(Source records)
=======

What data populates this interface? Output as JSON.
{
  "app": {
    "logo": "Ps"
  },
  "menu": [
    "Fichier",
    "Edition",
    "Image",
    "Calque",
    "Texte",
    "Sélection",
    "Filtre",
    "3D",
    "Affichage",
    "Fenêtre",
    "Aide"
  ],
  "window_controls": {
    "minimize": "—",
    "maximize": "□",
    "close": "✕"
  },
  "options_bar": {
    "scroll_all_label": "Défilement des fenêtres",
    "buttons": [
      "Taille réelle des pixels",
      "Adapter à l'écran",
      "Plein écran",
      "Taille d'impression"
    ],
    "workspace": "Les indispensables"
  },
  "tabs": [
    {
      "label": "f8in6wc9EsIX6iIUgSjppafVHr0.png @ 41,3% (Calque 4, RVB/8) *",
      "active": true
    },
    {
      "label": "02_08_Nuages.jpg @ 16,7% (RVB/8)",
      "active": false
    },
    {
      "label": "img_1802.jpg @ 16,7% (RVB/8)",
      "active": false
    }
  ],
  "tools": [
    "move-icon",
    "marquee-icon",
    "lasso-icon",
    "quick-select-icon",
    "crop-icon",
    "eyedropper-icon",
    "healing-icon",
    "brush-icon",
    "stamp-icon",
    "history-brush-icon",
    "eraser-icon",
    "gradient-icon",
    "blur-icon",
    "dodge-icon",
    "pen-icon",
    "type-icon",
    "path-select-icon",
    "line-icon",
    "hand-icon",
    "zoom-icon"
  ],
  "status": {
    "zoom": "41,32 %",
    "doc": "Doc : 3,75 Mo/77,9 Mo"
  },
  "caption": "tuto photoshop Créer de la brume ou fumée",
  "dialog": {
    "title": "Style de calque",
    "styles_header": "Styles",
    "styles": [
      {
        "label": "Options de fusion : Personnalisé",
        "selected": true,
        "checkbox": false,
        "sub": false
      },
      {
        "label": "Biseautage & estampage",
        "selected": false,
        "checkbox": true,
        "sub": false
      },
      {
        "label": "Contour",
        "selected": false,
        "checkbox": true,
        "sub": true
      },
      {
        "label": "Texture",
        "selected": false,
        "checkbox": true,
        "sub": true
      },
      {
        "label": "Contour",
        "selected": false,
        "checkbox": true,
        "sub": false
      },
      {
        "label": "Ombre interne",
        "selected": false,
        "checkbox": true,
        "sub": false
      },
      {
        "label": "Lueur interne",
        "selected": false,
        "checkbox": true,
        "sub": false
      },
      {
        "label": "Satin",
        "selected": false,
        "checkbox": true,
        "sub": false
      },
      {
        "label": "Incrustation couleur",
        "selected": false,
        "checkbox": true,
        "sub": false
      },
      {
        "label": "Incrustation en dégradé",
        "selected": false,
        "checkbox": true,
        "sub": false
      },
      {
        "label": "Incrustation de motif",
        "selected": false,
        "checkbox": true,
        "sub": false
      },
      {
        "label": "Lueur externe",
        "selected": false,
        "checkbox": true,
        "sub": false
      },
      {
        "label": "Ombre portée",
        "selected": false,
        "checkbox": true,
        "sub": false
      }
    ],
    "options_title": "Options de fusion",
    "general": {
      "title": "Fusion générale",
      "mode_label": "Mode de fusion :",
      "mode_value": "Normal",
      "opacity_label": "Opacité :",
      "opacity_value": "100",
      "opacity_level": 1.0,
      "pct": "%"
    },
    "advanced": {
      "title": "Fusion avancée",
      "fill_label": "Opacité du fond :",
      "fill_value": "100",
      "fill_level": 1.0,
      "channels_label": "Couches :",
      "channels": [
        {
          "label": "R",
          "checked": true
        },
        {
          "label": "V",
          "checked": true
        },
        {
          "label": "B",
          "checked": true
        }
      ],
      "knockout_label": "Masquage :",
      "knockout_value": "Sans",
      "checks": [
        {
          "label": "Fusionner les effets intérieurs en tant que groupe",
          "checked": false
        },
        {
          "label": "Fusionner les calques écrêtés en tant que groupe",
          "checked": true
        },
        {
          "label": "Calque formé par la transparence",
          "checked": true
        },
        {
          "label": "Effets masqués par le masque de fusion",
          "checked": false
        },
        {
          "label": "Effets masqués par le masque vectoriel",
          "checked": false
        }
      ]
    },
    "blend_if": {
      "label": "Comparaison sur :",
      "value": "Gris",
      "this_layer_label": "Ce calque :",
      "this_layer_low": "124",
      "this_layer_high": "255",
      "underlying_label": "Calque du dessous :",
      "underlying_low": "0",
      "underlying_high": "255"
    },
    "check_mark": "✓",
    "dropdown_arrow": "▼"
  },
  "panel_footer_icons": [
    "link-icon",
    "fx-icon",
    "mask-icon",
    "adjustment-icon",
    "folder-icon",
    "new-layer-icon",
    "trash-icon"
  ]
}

=======

● PROMPT: Write out the whole listing again, exactly as it stands.

● SOLUTION TO THE EXERCISE:
What data populates this interface? Output as JSON.
{
  "app": {
    "logo": "Ps"
  },
  "menu": [
    "Fichier",
    "Edition",
    "Image",
    "Calque",
    "Texte",
    "Sélection",
    "Filtre",
    "3D",
    "Affichage",
    "Fenêtre",
    "Aide"
  ],
  "window_controls": {
    "minimize": "—",
    "maximize": "□",
    "close": "✕"
  },
  "options_bar": {
    "scroll_all_label": "Défilement des fenêtres",
    "buttons": [
      "Taille réelle des pixels",
      "Adapter à l'écran",
      "Plein écran",
      "Taille d'impression"
    ],
    "workspace": "Les indispensables"
  },
  "tabs": [
    {
      "label": "f8in6wc9EsIX6iIUgSjppafVHr0.png @ 41,3% (Calque 4, RVB/8) *",
      "active": true
    },
    {
      "label": "02_08_Nuages.jpg @ 16,7% (RVB/8)",
      "active": false
    },
    {
      "label": "img_1802.jpg @ 16,7% (RVB/8)",
      "active": false
    }
  ],
  "tools": [
    "move-icon",
    "marquee-icon",
    "lasso-icon",
    "quick-select-icon",
    "crop-icon",
    "eyedropper-icon",
    "healing-icon",
    "brush-icon",
    "stamp-icon",
    "history-brush-icon",
    "eraser-icon",
    "gradient-icon",
    "blur-icon",
    "dodge-icon",
    "pen-icon",
    "type-icon",
    "path-select-icon",
    "line-icon",
    "hand-icon",
    "zoom-icon"
  ],
  "status": {
    "zoom": "41,32 %",
    "doc": "Doc : 3,75 Mo/77,9 Mo"
  },
  "caption": "tuto photoshop Créer de la brume ou fumée",
  "dialog": {
    "title": "Style de calque",
    "styles_header": "Styles",
    "styles": [
      {
        "label": "Options de fusion : Personnalisé",
        "selected": true,
        "checkbox": false,
        "sub": false
      },
      {
        "label": "Biseautage & estampage",
        "selected": false,
        "checkbox": true,
        "sub": false
      },
      {
        "label": "Contour",
        "selected": false,
        "checkbox": true,
        "sub": true
      },
      {
        "label": "Texture",
        "selected": false,
        "checkbox": true,
        "sub": true
      },
      {
        "label": "Contour",
        "selected": false,
        "checkbox": true,
        "sub": false
      },
      {
        "label": "Ombre interne",
        "selected": false,
        "checkbox": true,
        "sub": false
      },
      {
        "label": "Lueur interne",
        "selected": false,
        "checkbox": true,
        "sub": false
      },
      {
        "label": "Satin",
        "selected": false,
        "checkbox": true,
        "sub": false
      },
      {
        "label": "Incrustation couleur",
        "selected": false,
        "checkbox": true,
        "sub": false
      },
      {
        "label": "Incrustation en dégradé",
        "selected": false,
        "checkbox": true,
        "sub": false
      },
      {
        "label": "Incrustation de motif",
        "selected": false,
        "checkbox": true,
        "sub": false
      },
      {
        "label": "Lueur externe",
        "selected": false,
        "checkbox": true,
        "sub": false
      },
      {
        "label": "Ombre portée",
        "selected": false,
        "checkbox": true,
        "sub": false
      }
    ],
    "options_title": "Options de fusion",
    "general": {
      "title": "Fusion générale",
      "mode_label": "Mode de fusion :",
      "mode_value": "Normal",
      "opacity_label": "Opacité :",
      "opacity_value": "100",
      "opacity_level": 1.0,
      "pct": "%"
    },
    "advanced": {
      "title": "Fusion avancée",
      "fill_label": "Opacité du fond :",
      "fill_value": "100",
      "fill_level": 1.0,
      "channels_label": "Couches :",
      "channels": [
        {
          "label": "R",
          "checked": true
        },
        {
          "label": "V",
          "checked": true
        },
        {
          "label": "B",
          "checked": true
        }
      ],
      "knockout_label": "Masquage :",
      "knockout_value": "Sans",
      "checks": [
        {
          "label": "Fusionner les effets intérieurs en tant que groupe",
          "checked": false
        },
        {
          "label": "Fusionner les calques écrêtés en tant que groupe",
          "checked": true
        },
        {
          "label": "Calque formé par la transparence",
          "checked": true
        },
        {
          "label": "Effets masqués par le masque de fusion",
          "checked": false
        },
        {
          "label": "Effets masqués par le masque vectoriel",
          "checked": false
        }
      ]
    },
    "blend_if": {
      "label": "Comparaison sur :",
      "value": "Gris",
      "this_layer_label": "Ce calque :",
      "this_layer_low": "124",
      "this_layer_high": "255",
      "underlying_label": "Calque du dessous :",
      "underlying_low": "0",
      "underlying_high": "255"
    },
    "check_mark": "✓",
    "dropdown_arrow": "▼"
  },
  "panel_footer_icons": [
    "link-icon",
    "fx-icon",
    "mask-icon",
    "adjustment-icon",
    "folder-icon",
    "new-layer-icon",
    "trash-icon"
  ]
}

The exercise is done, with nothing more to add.